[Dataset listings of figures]
*-*-*
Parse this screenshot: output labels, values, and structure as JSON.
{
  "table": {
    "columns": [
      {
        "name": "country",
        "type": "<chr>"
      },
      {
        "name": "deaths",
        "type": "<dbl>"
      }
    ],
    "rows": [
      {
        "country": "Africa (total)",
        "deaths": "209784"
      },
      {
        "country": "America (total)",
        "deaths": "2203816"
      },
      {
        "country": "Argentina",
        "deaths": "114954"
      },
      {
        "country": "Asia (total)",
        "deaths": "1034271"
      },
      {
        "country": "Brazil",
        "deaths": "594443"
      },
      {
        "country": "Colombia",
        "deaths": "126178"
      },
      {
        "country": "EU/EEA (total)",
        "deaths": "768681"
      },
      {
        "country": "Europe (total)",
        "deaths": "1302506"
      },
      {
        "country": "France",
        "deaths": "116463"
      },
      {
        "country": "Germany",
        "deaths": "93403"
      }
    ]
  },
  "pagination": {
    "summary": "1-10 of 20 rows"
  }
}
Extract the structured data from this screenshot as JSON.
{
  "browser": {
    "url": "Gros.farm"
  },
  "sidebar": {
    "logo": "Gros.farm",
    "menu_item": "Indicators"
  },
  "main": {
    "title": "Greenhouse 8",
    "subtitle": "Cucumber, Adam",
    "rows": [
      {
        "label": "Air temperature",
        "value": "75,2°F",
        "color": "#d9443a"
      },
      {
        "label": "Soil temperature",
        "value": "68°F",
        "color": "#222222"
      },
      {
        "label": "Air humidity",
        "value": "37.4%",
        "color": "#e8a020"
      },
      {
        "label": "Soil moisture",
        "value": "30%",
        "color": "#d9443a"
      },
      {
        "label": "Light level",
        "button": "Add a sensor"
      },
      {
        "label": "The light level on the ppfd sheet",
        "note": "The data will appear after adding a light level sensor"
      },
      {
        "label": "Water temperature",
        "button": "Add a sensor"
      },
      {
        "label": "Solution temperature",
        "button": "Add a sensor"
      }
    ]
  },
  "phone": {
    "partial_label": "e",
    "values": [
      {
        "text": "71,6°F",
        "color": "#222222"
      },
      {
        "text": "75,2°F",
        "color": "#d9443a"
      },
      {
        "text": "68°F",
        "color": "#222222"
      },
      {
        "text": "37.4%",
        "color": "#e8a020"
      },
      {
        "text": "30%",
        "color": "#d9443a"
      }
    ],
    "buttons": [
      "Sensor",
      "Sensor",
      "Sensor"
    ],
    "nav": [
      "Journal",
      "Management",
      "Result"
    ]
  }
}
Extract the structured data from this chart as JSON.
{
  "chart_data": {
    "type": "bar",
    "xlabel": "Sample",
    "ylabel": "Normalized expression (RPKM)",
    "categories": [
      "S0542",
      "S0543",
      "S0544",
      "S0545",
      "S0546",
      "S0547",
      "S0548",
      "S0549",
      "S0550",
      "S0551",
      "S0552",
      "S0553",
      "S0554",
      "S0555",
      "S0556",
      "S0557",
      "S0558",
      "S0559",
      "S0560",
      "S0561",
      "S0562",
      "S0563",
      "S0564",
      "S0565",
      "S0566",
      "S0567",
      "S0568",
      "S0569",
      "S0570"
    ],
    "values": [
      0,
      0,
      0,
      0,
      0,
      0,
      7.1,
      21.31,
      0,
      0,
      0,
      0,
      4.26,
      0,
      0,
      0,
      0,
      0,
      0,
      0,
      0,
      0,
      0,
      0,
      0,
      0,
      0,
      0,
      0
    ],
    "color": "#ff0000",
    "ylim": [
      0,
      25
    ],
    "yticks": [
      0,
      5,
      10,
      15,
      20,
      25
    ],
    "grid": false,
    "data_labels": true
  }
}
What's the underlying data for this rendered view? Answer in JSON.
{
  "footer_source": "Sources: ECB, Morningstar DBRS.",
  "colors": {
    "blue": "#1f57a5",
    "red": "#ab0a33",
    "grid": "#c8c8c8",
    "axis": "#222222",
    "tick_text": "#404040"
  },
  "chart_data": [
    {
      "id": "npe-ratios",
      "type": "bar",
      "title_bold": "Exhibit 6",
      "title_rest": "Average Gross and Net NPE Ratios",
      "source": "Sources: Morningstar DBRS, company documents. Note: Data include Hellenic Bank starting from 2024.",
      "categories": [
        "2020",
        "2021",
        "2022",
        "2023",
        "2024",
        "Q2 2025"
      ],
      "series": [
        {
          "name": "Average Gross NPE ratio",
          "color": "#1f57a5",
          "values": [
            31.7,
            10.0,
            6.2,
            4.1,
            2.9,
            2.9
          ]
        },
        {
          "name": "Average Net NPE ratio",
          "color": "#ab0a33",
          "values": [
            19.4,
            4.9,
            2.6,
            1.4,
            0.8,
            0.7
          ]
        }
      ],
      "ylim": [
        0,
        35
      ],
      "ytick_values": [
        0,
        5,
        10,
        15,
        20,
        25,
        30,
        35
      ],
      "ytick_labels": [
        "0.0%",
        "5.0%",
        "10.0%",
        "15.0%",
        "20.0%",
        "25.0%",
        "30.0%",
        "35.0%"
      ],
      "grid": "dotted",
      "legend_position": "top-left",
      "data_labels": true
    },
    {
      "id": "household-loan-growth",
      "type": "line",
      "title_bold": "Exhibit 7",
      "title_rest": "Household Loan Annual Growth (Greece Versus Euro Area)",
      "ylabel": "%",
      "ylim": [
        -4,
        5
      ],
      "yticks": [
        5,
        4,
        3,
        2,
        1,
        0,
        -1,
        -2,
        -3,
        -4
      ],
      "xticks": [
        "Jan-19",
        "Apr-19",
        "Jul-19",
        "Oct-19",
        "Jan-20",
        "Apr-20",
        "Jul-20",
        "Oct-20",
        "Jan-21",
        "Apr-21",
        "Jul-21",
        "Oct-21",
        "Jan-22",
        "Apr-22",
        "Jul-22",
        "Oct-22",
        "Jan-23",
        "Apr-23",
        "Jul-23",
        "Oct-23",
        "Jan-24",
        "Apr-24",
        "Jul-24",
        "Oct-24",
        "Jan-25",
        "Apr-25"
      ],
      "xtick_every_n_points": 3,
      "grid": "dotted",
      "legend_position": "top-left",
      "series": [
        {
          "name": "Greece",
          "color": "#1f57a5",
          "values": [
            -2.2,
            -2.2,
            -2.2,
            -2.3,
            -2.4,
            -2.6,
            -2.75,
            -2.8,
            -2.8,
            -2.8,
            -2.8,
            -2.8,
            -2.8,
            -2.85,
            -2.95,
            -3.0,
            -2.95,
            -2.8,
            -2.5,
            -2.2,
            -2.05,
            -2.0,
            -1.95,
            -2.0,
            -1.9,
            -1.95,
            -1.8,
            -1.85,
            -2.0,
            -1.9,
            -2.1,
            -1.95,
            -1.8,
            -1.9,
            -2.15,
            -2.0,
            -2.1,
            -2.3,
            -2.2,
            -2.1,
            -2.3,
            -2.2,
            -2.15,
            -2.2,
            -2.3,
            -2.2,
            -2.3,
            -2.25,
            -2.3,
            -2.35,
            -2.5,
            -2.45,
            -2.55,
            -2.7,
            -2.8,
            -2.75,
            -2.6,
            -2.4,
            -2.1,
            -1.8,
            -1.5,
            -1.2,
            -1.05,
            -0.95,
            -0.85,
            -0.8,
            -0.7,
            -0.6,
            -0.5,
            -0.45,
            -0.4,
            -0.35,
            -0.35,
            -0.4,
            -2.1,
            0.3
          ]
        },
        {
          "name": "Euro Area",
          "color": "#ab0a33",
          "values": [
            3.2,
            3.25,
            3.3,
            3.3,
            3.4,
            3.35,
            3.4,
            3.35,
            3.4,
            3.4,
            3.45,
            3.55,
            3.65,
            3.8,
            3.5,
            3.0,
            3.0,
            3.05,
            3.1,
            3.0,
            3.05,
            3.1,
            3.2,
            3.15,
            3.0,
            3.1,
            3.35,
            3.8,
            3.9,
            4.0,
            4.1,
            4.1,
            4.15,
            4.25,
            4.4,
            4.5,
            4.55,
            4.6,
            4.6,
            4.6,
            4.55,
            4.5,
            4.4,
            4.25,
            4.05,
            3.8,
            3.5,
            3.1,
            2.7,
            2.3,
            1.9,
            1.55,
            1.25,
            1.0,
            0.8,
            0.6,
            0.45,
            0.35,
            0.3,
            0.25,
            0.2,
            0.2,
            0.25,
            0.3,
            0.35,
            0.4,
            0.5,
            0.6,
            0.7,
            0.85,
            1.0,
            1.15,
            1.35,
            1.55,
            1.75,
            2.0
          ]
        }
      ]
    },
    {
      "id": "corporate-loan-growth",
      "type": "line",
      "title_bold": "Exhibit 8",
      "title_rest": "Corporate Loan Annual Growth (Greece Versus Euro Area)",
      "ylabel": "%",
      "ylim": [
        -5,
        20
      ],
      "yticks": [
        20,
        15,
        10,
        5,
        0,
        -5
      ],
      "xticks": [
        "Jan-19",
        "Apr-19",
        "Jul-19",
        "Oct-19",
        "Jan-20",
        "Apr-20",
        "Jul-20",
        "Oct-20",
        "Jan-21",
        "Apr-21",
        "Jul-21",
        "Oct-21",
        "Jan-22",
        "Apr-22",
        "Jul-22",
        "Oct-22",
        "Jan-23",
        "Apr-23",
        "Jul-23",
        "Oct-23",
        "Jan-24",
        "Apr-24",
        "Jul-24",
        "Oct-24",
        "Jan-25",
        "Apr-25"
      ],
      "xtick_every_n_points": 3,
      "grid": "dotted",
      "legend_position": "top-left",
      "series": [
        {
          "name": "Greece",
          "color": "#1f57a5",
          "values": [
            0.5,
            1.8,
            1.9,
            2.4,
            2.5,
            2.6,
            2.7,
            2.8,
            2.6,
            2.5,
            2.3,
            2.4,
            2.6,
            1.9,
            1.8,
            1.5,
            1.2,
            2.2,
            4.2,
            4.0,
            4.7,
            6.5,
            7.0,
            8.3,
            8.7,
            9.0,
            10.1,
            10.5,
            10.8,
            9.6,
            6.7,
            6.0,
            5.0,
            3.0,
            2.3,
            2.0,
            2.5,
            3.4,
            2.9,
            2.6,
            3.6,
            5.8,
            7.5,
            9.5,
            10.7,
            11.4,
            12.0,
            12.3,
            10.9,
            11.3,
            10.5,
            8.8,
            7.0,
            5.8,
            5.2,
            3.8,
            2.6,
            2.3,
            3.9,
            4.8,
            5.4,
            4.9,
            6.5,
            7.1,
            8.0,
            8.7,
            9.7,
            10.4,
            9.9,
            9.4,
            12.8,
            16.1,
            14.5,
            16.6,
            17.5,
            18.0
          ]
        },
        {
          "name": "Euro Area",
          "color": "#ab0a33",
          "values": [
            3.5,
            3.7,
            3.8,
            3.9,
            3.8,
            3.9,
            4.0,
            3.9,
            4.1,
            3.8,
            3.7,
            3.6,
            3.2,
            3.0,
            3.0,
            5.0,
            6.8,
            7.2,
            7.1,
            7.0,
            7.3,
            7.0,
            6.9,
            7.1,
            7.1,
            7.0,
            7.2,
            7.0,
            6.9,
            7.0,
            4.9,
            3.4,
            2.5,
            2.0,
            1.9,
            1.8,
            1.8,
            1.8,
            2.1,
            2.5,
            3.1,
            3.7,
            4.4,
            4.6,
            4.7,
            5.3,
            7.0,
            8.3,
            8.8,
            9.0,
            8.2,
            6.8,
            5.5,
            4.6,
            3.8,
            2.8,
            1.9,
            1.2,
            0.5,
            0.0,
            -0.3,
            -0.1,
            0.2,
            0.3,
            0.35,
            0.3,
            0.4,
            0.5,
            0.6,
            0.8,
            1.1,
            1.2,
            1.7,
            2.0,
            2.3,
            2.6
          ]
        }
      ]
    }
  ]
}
*-*-*
§ WHAT YOU WILL DO
Going through the lines above one by one, tally those with the word "type" and give only the total.

§ TASK ANSWER
6